=== TEXT PASSAGE ===
Q. John Paul Bingham – How much space are you building for 3,000 plants?

A. Autumn Karcey – 10,000 square feet.

Q. Carl Bergquist – I appreciate your pharmacy emphasis, how does that work?

A. Jaclyn Moore – We are focused on patient safety and avoiding product diversion. Pharmacists are experts at this. So we are applying traditional pharmacist skills to cannabis. We will also be providing comprehensive counseling – using partner information from Israel. When talking about diversion, it is all about record keeping which pharmacists are familiar with and our processes will go above and beyond.

A. Tracy Ryan – At CannaKids we have over 23 training videos for dispensary workers and patients and we will be expanding them to cannabis interactions with other drugs. We are also working on CME courses – first via licensing, and then by developing our own and making that into an acceptable training program.

Q. Rep. Au Belatti – The working group is looking at recommendations – 10,000 sq ft for cultivation canopy – are you finding that jurisdictions are moving to canopy cover not plant count in their regulations?

A. Autumn Karcey – Different state have different populations, but canopy square footage is a better way to calculate – you need a certain square footage per patient. Plant counts might not work practically for the industry, you lose efficiencies with plant count – it eliminates the use of the sea of green and other mediums.

Q. Rep. Au Belatti – We are excited about Lau Ola, CannaKids, and Technion working together, how does that play out for Hawaii? We have Doctors and kids here, is there anyway to help local clinical researchers be involved?

A. Tracy Ryan – Absolutely – We want to do as many trials for as many indications as possible. We are raising more money now for this research. We would love to work with UH and doctors and nurses here in Hawaii to help patients and to become part of our global family. We are currently talking with research partners in LA, Israel, Canada, and neurologists and autism specialists in Israel/ The door is open to do as much or as little as you want. First thing we want is to get established here to help the patients and bring our brands over.

Q. Rep. San Buenaventura – Richard, in the past you mentioned something about collaborating with UH School of Pharmacy to use their facilities etc? Is that possible?

A. Richard – We are actively exploring that now and will see how it develops.

Q. Rep. San Buenaventura – Tracy have you reached out to the School of Pharmacy?

A. Not yet, but I would absolutely love to and to get them involved.

Q. Sen. Baker – Bringing blends in – given the state of cannabis law at the federal level – what does that mean?

A. Tracy Ryan – Just the recipe and formulations – we will grow and make the products here.

Q. Sen. Baker – You’re not looking to cross plants?

A. Tracy Ryan – We will be crossing plants to create appropriate strains. Our recipes include percentages of terpenes, and other compounds. Those specifics we can recreate in the labs using our own terpene blends and applying the terpene blends to the base strain, extracted via a CO2 process. Not a difficult process. We can import the terpene blends, they are not illegal.

DOH Monthly Update

After the Dispensary Presentation, DOH gave a monthly update on the progress of its Registry and Dispensary departments.

=== EXERCISE TASKS ===
1. From the dispensary transcript, translate this sentence into Spanish: "We are focused on patient safety and avoiding product diversion."
2. Reproduce word for word the part of the dispensary transcript that opens with the words containing "Q. Sen. Baker – You’re" and closes with "are not illegal.".

=== SUPPLIED MATERIAL ===

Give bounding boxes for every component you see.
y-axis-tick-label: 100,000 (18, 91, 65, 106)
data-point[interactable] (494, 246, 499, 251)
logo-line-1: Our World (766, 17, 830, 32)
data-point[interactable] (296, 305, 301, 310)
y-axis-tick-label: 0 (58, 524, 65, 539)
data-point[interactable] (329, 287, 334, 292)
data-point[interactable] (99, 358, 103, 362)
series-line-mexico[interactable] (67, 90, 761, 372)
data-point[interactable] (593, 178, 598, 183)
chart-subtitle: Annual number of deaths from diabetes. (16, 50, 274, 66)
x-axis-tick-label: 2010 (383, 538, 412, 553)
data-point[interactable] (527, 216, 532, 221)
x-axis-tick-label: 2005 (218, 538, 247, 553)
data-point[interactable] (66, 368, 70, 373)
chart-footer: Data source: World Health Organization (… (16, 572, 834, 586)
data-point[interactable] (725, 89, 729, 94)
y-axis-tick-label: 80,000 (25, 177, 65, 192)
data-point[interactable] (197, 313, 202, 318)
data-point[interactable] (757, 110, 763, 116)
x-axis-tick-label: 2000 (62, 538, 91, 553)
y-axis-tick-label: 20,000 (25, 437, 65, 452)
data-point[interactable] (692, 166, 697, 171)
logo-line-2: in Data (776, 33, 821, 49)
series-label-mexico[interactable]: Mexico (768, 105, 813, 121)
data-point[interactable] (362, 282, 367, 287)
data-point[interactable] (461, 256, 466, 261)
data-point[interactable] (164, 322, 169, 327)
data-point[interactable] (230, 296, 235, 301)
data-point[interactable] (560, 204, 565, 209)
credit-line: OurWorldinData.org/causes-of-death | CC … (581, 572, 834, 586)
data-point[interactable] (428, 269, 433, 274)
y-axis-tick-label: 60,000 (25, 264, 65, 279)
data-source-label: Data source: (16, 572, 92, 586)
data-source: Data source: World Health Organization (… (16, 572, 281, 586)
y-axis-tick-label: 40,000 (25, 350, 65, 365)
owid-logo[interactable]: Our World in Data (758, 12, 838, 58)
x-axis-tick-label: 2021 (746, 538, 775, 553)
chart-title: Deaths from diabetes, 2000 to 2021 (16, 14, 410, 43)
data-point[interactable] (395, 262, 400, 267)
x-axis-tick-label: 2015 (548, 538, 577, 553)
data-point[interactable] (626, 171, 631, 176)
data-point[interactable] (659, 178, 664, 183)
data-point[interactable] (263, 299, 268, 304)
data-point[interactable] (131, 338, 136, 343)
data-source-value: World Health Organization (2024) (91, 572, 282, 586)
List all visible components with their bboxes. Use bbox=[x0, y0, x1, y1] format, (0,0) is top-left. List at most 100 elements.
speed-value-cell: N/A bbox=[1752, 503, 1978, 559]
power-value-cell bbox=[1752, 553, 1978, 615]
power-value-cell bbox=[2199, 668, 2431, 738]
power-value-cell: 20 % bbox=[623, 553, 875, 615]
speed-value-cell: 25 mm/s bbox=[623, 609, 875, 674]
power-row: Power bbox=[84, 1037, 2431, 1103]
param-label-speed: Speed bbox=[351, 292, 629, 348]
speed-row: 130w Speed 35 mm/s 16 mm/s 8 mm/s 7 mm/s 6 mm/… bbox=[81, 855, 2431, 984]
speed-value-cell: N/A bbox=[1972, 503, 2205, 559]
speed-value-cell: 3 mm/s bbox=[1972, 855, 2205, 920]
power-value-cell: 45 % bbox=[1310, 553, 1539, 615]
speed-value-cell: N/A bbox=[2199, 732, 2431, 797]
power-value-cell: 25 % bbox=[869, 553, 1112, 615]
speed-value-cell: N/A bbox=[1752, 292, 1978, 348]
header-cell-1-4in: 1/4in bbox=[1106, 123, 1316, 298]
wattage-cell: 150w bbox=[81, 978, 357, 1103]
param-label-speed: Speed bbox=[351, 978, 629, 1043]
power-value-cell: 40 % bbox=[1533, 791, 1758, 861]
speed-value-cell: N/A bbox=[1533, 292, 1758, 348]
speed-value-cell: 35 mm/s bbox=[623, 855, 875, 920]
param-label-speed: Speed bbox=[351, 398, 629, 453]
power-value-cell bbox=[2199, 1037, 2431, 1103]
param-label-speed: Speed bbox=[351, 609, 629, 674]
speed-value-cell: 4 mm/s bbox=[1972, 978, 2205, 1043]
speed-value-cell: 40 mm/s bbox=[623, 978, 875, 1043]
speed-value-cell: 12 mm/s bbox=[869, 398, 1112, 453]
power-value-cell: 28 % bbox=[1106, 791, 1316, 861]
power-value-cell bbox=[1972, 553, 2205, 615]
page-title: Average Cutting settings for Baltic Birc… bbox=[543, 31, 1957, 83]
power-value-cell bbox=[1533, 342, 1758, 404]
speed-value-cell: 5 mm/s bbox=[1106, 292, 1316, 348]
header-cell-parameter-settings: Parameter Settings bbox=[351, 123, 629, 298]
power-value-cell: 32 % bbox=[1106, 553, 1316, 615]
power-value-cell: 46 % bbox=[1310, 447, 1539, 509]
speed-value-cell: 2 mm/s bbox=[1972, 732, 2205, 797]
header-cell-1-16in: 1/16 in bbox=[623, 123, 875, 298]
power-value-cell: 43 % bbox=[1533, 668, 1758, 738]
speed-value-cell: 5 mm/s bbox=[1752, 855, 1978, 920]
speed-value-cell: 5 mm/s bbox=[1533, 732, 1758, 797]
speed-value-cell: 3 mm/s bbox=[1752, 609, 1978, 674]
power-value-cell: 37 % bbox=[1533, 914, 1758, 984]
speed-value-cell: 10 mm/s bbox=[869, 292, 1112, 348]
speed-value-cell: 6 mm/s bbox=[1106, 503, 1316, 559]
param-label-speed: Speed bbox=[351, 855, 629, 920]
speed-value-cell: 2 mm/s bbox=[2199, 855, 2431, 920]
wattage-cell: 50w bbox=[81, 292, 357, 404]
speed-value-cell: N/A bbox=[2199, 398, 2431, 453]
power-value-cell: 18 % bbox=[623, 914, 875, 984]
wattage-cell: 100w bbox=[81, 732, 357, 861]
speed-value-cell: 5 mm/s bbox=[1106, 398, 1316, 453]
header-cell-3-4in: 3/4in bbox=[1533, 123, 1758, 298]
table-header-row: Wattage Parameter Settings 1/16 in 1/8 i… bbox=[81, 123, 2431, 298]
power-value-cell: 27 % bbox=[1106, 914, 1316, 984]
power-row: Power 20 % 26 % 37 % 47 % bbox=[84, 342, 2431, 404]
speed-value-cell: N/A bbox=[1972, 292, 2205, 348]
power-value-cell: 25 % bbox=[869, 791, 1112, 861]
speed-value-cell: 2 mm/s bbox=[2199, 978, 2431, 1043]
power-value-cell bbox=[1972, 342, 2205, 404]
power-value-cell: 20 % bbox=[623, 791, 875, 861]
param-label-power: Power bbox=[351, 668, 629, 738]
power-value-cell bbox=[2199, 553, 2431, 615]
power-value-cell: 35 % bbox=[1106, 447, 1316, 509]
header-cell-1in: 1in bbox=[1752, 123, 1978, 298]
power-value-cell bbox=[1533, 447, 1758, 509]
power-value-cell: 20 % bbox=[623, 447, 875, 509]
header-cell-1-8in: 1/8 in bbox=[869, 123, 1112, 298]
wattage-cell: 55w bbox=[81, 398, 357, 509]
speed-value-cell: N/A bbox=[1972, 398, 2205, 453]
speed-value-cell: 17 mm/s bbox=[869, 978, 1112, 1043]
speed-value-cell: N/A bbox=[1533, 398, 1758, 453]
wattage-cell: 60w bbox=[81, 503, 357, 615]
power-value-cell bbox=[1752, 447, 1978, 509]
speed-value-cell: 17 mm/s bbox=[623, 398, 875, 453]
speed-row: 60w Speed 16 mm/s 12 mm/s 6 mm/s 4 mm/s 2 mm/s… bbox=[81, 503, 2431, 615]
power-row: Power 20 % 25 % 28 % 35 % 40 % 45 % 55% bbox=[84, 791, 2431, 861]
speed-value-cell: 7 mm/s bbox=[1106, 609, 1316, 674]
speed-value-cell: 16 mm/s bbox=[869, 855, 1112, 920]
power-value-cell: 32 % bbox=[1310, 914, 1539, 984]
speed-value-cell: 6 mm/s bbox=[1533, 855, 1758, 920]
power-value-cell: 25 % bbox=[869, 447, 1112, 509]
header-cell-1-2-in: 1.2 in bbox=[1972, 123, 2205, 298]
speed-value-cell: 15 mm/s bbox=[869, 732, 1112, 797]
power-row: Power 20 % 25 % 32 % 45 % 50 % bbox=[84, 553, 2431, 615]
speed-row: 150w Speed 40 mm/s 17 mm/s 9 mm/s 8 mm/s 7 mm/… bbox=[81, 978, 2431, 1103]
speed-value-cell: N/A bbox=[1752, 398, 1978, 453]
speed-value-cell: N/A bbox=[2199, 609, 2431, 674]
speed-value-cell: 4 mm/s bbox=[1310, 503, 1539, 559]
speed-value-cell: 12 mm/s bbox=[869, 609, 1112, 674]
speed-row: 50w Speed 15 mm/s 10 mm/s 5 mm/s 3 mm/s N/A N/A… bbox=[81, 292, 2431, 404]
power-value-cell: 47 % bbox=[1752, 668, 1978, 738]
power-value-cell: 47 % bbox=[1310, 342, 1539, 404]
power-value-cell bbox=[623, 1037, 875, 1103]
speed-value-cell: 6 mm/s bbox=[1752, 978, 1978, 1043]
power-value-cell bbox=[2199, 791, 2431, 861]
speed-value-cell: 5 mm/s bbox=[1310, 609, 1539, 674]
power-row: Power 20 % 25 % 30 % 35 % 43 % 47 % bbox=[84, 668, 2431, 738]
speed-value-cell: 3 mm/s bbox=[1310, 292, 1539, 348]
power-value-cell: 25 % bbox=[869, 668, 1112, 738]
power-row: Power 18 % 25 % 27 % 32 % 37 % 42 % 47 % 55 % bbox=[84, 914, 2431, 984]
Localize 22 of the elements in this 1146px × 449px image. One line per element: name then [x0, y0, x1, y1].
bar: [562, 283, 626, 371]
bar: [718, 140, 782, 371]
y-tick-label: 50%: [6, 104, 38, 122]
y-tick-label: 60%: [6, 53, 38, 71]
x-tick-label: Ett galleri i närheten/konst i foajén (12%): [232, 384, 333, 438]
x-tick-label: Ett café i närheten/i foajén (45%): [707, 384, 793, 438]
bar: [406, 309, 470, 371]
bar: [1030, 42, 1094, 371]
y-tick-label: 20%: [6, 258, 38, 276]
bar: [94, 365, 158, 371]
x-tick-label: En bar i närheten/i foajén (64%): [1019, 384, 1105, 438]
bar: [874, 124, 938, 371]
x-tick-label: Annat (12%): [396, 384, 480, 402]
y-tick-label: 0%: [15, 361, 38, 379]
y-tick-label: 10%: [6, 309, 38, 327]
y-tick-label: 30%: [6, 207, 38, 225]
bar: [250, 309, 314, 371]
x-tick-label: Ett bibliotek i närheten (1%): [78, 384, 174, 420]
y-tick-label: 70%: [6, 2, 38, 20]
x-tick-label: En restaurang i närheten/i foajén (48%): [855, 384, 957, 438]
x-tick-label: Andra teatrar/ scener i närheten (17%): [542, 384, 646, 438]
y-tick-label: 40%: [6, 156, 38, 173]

=== RESULTS OF THE TASKS ===
1. Nos centramos en la seguridad del paciente y en evitar el desvío de productos.

2.
Q. Sen. Baker – You’re not looking to cross plants?

A. Tracy Ryan – We will be crossing plants to create appropriate strains. Our recipes include percentages of terpenes, and other compounds. Those specifics we can recreate in the labs using our own terpene blends and applying the terpene blends to the base strain, extracted via a CO2 process. Not a difficult process. We can import the terpene blends, they are not illegal.